#### BRANO FORNITO ####

Le ragioni dell’aumento dei prezzi del caffè

  • Costi di conformità stimati tra il 5 e il 10% del prezzo finale.

Cambiamenti climatici

  • Brasile: rischio di perdita dell’88% dei terreni coltivabili entro il 2050.
  • Vietnam: siccità prolungate con cali produttivi fino al 20% nel 2024.
  • Prezzo dei chicchi grezzi: +80% nel 2024.

Speculazione e volatilità

  • Futures Robusta: oltre 4.000 $/tonnellata nel 2024.
  • Arabica: 359,32 $/libbra ad agosto 2025, +44,3% su base annua.

Costi energetici e logistici

  • Torrefazione: incidenza energia su costi di produzione +30% tra 2021 e 2024.
  • Noli marittimi: raddoppio medio dal 2021, aggravato dalle congestioni a Suez.

Inflazione e costi di filiera

  • Imballaggi e materiali: +15-20% dal 2022.
  • Manodopera: incrementi salariali medi del +10% in Sud America tra 2022 e 2024.

Norme ambientali Ue

  • Obblighi di tracciabilità per importatori.

Negli ultimi anni il prezzo di una tazzina di caffè al bar in Italia ha mostrato una dinamica molto differenziata sul territorio, con divari significativi tra Nord, Centro e Sud. Le rilevazioni sui capoluoghi di regione fotografano un Paese in cui il costo del rito quotidiano del caffè varia anche di quasi 50 centesimi a seconda della città.

Al Nord Italia si registrano i valori più elevati. A Bolzano, da tempo la provincia più cara, il prezzo medio è passato da 1,38 euro nel 2023 a 1,43 euro nel 2025. Anche Trento conferma livelli alti, da 1,31 a 1,35 euro nello stesso periodo, mentre a Milano la tazzina è salita da 1,23 a 1,28 euro. Torino si colloca appena sotto, con una media di 1,20 euro nel 2023 e 1,24 euro nel 2025, e a Genova si passa da 1,18 a 1,22 euro.

#### VOCI FORNITE ####

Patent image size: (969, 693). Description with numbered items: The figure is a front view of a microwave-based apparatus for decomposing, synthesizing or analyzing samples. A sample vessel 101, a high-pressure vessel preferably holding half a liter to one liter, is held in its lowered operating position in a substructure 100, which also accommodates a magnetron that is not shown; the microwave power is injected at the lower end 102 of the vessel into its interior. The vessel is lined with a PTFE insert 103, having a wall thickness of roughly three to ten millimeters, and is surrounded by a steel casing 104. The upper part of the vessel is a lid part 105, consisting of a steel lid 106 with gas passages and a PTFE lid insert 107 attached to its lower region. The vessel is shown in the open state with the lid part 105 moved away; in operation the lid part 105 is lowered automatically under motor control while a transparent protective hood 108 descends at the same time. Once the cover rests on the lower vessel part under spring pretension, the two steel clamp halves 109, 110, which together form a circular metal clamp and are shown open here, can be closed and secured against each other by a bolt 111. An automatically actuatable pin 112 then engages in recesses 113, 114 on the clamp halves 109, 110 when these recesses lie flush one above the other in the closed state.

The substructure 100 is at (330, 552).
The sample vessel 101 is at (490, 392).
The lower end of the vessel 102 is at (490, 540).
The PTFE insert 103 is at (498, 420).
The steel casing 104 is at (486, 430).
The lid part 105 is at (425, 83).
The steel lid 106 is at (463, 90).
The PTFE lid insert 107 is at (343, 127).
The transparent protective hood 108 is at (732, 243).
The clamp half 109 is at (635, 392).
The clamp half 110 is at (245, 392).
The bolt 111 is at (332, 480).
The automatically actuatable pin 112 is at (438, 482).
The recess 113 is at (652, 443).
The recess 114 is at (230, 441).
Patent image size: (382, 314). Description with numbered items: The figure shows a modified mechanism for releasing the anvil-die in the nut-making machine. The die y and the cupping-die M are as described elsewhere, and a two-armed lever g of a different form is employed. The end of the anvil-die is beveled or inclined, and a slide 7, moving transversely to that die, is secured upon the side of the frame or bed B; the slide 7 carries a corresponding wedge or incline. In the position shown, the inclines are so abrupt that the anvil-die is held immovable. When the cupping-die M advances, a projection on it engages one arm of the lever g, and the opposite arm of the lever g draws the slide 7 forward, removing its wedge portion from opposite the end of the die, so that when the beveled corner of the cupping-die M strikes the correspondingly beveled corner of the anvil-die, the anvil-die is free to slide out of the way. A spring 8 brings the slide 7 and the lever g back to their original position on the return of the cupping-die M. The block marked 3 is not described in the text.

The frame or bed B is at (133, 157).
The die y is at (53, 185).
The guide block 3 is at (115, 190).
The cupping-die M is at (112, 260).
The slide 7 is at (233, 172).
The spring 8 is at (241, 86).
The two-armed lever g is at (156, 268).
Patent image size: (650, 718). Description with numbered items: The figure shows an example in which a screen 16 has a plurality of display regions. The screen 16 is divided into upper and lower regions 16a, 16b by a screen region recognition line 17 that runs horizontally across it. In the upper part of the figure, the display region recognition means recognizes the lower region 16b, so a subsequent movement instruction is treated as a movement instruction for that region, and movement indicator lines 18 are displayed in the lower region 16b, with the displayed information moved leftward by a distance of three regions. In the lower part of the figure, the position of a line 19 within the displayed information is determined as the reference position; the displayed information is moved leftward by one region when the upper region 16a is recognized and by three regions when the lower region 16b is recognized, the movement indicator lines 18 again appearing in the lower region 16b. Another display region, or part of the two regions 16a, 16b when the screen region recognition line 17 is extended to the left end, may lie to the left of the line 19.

####

• [COMPITI DA SVOLGERE]:
#1 Trascrivi il brano sui prezzi del caffè a partire dalle parole "Costi energetici e", fermandoti dopo "2022 e 2024.".
#2 Elenca tutte le città del Nord Italia per cui il brano sui prezzi del caffè indica il prezzo medio della tazzina.
#3 Secondo il brano sui prezzi del caffè, di quanto è salito il prezzo dei chicchi grezzi nel 2024?

• [RISPOSTE PER VOCE]:
#1
Costi energetici e logistici

  • Torrefazione: incidenza energia su costi di produzione +30% tra 2021 e 2024.
  • Noli marittimi: raddoppio medio dal 2021, aggravato dalle congestioni a Suez.

Inflazione e costi di filiera

  • Imballaggi e materiali: +15-20% dal 2022.
  • Manodopera: incrementi salariali medi del +10% in Sud America tra 2022 e 2024.

#2 Bolzano, Trento, Milano, Torino, Genova

#3 Dell'80%.